SUPPLIED MATERIAL:
▶
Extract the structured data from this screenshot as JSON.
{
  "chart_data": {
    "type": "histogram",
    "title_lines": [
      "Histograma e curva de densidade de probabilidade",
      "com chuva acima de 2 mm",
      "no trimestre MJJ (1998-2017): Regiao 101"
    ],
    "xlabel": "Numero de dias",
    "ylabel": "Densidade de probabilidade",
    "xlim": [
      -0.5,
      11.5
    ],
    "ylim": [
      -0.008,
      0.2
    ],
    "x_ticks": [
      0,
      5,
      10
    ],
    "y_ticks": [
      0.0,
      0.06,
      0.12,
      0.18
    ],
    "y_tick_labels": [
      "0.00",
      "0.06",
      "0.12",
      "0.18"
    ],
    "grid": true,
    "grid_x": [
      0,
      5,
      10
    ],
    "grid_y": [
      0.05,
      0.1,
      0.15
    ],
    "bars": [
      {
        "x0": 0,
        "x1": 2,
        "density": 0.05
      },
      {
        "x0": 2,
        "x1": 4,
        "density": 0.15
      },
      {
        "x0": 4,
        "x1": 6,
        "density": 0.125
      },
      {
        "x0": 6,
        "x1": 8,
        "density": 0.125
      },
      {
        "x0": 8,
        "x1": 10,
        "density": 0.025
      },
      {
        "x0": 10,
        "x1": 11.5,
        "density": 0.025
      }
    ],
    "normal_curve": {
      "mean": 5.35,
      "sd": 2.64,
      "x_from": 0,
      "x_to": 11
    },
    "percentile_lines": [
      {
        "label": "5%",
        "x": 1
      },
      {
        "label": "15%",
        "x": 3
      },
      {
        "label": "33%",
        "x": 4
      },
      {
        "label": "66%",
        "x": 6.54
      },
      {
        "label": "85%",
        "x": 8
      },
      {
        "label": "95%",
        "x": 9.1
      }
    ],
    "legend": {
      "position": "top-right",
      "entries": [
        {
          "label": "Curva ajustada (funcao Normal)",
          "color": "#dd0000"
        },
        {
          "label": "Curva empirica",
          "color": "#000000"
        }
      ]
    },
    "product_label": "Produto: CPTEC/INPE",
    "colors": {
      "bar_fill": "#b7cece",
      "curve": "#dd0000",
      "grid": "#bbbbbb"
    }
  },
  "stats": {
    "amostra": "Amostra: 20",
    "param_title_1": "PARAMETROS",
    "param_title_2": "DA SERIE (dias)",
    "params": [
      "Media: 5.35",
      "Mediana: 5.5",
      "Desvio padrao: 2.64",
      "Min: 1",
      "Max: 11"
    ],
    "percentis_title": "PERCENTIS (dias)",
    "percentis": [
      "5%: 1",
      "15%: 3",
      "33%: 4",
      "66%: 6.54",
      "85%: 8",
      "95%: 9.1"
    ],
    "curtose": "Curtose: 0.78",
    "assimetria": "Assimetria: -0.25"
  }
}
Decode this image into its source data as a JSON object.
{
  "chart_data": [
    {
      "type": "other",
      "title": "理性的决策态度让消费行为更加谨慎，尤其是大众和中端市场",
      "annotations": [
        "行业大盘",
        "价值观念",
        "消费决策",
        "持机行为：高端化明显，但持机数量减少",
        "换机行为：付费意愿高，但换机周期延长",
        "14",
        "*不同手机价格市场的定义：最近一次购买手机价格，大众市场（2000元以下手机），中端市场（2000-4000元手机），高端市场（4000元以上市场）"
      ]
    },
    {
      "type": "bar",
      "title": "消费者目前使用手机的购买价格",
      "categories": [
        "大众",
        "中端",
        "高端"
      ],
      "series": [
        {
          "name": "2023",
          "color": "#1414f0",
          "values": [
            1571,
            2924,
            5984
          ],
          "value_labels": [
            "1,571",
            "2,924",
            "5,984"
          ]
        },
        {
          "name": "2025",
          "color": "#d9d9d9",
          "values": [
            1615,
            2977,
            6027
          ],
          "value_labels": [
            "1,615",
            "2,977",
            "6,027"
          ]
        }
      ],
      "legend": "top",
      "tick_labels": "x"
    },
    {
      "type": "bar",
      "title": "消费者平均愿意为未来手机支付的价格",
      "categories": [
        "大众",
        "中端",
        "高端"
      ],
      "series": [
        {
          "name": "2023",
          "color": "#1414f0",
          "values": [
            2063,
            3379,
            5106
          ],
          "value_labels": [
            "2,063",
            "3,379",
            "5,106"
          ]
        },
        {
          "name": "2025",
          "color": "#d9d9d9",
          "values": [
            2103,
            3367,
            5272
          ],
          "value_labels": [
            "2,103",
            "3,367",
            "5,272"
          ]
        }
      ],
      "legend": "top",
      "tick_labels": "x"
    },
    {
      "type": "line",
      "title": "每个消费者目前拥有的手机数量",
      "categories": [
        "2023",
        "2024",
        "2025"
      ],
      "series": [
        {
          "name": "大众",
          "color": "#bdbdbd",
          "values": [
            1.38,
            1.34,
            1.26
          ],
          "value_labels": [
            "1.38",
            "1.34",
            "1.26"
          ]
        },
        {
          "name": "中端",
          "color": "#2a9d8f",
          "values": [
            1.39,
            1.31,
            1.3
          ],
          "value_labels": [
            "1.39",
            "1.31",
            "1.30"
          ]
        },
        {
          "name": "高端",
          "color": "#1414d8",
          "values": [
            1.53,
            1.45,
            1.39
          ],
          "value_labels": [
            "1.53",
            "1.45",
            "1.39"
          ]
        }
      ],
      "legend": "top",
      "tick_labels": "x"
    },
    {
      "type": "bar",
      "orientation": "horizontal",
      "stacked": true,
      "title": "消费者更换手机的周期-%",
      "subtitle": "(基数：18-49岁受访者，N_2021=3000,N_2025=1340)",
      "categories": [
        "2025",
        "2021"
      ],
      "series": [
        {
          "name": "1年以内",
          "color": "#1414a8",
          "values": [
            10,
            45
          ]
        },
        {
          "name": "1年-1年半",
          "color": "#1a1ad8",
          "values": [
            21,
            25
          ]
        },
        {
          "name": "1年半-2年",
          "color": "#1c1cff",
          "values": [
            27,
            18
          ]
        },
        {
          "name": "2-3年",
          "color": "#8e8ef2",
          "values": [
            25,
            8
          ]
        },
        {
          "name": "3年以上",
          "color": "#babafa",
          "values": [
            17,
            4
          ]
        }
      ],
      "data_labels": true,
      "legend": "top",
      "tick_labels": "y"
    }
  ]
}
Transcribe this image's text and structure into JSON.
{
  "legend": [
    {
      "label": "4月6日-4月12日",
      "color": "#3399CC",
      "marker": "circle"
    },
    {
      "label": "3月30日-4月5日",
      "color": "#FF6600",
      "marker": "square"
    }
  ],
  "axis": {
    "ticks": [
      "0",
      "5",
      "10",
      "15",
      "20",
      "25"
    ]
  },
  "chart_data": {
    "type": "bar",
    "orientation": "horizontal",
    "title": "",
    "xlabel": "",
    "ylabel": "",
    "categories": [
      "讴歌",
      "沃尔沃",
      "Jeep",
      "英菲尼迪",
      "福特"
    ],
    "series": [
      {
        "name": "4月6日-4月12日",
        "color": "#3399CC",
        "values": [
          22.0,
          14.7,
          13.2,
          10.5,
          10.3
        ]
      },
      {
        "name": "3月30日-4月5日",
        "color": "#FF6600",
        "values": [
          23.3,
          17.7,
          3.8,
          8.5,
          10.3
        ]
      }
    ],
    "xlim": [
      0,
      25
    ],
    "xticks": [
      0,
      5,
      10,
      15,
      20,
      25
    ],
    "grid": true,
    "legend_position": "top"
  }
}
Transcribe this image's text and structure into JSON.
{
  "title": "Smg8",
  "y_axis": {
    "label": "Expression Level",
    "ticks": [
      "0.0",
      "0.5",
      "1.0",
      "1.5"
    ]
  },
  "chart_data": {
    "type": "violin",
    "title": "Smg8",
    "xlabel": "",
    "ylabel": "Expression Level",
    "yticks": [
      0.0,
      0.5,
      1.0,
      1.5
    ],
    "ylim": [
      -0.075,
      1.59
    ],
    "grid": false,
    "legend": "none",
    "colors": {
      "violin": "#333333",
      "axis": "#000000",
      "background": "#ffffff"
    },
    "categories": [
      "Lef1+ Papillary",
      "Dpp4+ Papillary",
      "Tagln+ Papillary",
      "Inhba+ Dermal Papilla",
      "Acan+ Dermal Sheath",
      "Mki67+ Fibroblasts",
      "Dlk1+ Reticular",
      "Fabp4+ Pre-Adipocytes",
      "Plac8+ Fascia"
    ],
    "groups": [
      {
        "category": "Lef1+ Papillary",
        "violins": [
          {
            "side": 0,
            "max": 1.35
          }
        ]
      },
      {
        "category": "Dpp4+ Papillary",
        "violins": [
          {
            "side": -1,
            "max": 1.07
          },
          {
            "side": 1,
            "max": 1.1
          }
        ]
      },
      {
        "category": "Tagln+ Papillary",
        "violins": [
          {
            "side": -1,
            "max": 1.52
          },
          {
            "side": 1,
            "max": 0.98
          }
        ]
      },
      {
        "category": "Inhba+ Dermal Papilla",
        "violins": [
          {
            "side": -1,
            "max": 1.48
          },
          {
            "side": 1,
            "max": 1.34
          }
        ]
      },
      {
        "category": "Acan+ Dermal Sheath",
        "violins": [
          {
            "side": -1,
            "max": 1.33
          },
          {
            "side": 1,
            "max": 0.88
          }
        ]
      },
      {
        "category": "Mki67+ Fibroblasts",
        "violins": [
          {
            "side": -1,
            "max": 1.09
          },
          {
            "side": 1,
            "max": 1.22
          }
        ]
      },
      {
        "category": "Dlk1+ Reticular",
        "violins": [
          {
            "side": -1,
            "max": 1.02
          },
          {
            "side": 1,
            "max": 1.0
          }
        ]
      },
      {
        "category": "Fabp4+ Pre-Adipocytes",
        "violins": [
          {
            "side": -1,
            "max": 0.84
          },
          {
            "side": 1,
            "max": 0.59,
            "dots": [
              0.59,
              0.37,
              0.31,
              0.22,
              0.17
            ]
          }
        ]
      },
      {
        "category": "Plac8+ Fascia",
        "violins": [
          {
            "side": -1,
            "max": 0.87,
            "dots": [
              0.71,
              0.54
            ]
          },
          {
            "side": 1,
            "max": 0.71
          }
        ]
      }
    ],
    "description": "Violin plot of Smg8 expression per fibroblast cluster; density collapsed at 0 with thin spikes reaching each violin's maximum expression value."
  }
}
◀
TO DO:
Find every line in the records that contains the word "dias"; copy those lines.

TASK RESULT:
    "xlabel": "Numero de dias",
    "param_title_2": "DA SERIE (dias)",
    "percentis_title": "PERCENTIS (dias)",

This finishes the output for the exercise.